Data for this task.

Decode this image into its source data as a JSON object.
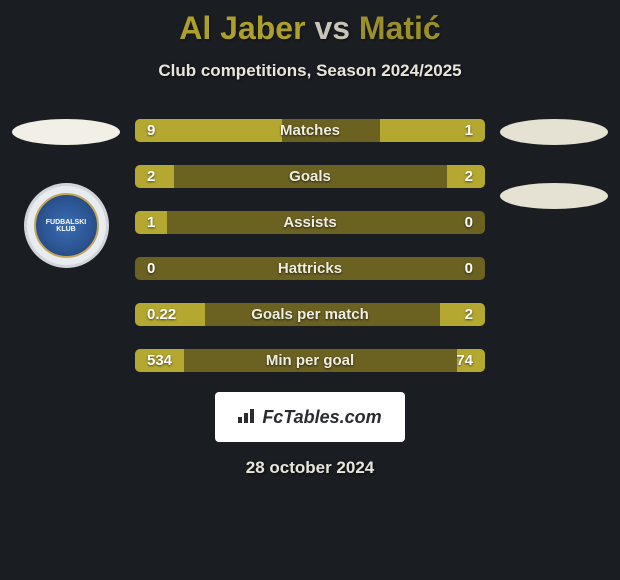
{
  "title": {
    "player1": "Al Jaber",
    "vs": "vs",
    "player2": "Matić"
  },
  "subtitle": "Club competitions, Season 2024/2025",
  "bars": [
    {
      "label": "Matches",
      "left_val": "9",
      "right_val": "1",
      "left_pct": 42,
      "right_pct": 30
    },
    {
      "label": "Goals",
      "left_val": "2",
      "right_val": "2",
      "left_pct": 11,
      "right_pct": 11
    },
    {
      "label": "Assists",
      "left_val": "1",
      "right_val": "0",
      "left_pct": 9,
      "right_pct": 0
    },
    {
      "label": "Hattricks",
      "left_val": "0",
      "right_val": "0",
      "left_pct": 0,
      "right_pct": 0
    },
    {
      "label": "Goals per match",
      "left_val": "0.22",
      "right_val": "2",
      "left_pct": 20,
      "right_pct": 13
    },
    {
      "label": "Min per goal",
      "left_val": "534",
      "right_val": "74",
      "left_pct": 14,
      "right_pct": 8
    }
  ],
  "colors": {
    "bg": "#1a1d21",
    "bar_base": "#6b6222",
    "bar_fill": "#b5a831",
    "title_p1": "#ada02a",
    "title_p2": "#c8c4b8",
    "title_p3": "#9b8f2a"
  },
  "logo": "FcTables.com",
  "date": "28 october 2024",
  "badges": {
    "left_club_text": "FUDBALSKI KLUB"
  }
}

---

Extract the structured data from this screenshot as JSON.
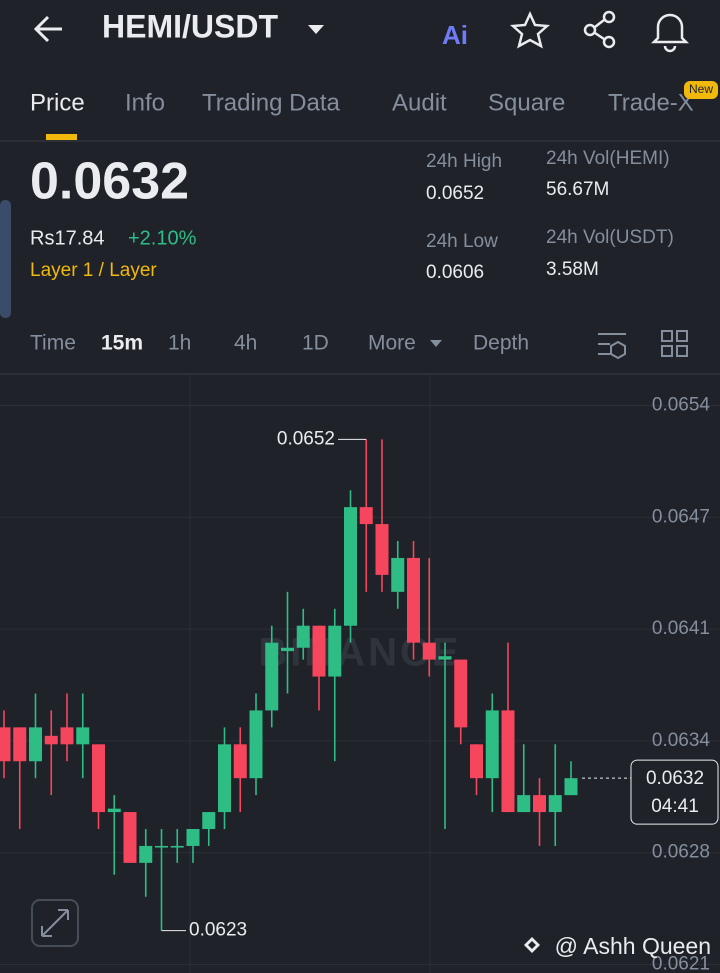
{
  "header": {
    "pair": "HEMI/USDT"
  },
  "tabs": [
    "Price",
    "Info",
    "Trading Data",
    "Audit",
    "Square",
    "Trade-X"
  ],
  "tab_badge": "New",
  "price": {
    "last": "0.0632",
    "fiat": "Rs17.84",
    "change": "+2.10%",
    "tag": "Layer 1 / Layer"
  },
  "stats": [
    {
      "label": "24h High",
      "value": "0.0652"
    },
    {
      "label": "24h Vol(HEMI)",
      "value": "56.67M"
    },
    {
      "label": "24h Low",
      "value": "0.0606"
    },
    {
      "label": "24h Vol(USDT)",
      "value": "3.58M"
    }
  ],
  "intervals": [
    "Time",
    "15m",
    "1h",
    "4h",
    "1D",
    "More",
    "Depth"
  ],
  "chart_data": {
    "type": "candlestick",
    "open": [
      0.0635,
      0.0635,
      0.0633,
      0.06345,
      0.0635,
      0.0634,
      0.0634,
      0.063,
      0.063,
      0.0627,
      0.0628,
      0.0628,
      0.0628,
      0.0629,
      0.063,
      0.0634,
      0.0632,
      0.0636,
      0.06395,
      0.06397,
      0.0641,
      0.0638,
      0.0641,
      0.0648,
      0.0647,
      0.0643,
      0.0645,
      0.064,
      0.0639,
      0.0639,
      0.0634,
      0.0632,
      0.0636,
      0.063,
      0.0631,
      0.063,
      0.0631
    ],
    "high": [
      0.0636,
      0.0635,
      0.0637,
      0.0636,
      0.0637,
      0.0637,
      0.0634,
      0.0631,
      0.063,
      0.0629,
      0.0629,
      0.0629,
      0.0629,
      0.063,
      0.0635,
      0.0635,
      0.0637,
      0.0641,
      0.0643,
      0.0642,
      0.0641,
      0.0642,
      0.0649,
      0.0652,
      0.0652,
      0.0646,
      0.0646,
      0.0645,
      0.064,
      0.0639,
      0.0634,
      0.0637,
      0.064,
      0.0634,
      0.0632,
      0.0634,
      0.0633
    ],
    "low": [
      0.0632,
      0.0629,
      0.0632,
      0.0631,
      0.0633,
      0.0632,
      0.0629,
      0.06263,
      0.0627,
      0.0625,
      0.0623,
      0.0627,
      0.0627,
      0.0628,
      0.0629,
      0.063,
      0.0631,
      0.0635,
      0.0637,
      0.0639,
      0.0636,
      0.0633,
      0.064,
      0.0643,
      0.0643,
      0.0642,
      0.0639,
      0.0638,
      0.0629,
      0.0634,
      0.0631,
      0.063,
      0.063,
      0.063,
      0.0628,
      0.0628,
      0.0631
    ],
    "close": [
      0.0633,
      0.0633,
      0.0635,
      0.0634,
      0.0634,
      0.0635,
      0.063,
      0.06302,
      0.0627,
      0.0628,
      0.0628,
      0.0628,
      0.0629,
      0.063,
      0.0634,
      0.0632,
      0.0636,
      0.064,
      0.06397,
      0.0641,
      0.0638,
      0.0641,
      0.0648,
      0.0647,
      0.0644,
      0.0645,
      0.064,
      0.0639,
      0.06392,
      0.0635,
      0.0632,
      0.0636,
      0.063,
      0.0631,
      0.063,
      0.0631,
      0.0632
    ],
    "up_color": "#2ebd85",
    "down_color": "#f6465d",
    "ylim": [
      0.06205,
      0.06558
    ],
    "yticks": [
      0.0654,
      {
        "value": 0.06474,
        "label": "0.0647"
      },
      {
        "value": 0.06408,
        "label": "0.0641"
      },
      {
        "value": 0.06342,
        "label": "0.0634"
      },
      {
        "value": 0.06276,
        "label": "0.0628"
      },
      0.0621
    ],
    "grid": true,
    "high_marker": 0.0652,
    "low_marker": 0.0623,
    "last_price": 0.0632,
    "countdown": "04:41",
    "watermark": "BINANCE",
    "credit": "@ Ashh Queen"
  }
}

What you will do. Pick out all lines from the data above in which the word "value" appears.

Solution.
      "value": "0.0652"
      "value": "56.67M"
      "value": "0.0606"
      "value": "3.58M"
        "value": 0.06474,
        "value": 0.06408,
        "value": 0.06342,
        "value": 0.06276,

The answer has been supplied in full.